> _Data shown_
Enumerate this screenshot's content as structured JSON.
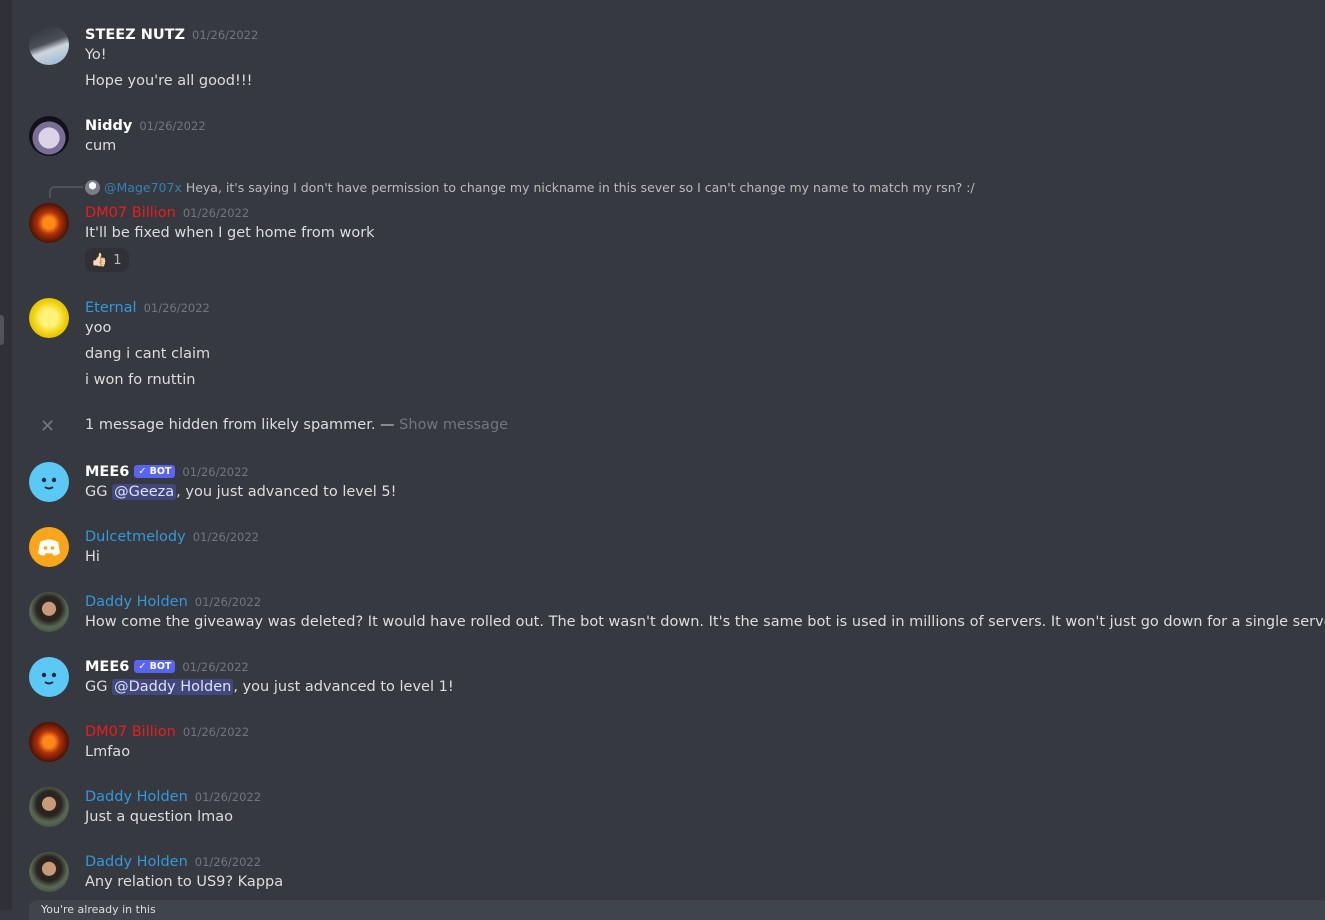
{
  "messages": [
    {
      "author": "STEEZ NUTZ",
      "timestamp": "01/26/2022",
      "lines": [
        "Yo!",
        "Hope you're all good!!!"
      ]
    },
    {
      "author": "Niddy",
      "timestamp": "01/26/2022",
      "lines": [
        "cum"
      ]
    },
    {
      "author": "DM07 Billion",
      "timestamp": "01/26/2022",
      "reply": {
        "author": "@Mage707x",
        "text": "Heya, it's saying I don't have permission to change my nickname in this sever so I can't change my name to match my rsn? :/"
      },
      "lines": [
        "It'll be fixed when I get home from work"
      ],
      "reaction": {
        "emoji": "👍🏻",
        "count": "1"
      }
    },
    {
      "author": "Eternal",
      "timestamp": "01/26/2022",
      "lines": [
        "yoo",
        "dang i cant claim",
        "i won fo rnuttin"
      ]
    },
    {
      "author": "MEE6",
      "badge": "✓ BOT",
      "timestamp": "01/26/2022",
      "pre": "GG ",
      "mention": "@Geeza",
      "post": ", you just advanced to level 5!"
    },
    {
      "author": "Dulcetmelody",
      "timestamp": "01/26/2022",
      "lines": [
        "Hi"
      ]
    },
    {
      "author": "Daddy Holden",
      "timestamp": "01/26/2022",
      "lines": [
        "How come the giveaway was deleted? It would have rolled out. The bot wasn't down. It's the same bot is used in millions of servers. It won't just go down for a single server. Lol"
      ]
    },
    {
      "author": "MEE6",
      "badge": "✓ BOT",
      "timestamp": "01/26/2022",
      "pre": "GG ",
      "mention": "@Daddy Holden",
      "post": ", you just advanced to level 1!"
    },
    {
      "author": "DM07 Billion",
      "timestamp": "01/26/2022",
      "lines": [
        "Lmfao"
      ]
    },
    {
      "author": "Daddy Holden",
      "timestamp": "01/26/2022",
      "lines": [
        "Just a question lmao"
      ]
    },
    {
      "author": "Daddy Holden",
      "timestamp": "01/26/2022",
      "lines": [
        "Any relation to US9? Kappa"
      ]
    }
  ],
  "hidden_notice": {
    "text": "1 message hidden from likely spammer. — ",
    "action": "Show message",
    "icon": "close-icon"
  },
  "composer": {
    "partial_text": "You're already in this"
  },
  "colors": {
    "background": "#36393f",
    "username_red": "#ed1c1c",
    "username_blue": "#3498db",
    "bot_badge": "#5865f2"
  }
}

> _To do_
Copy out the lines in which the string "mention" appears.

> _Completed exercise_
      "mention": "@Geeza",
      "mention": "@Daddy Holden",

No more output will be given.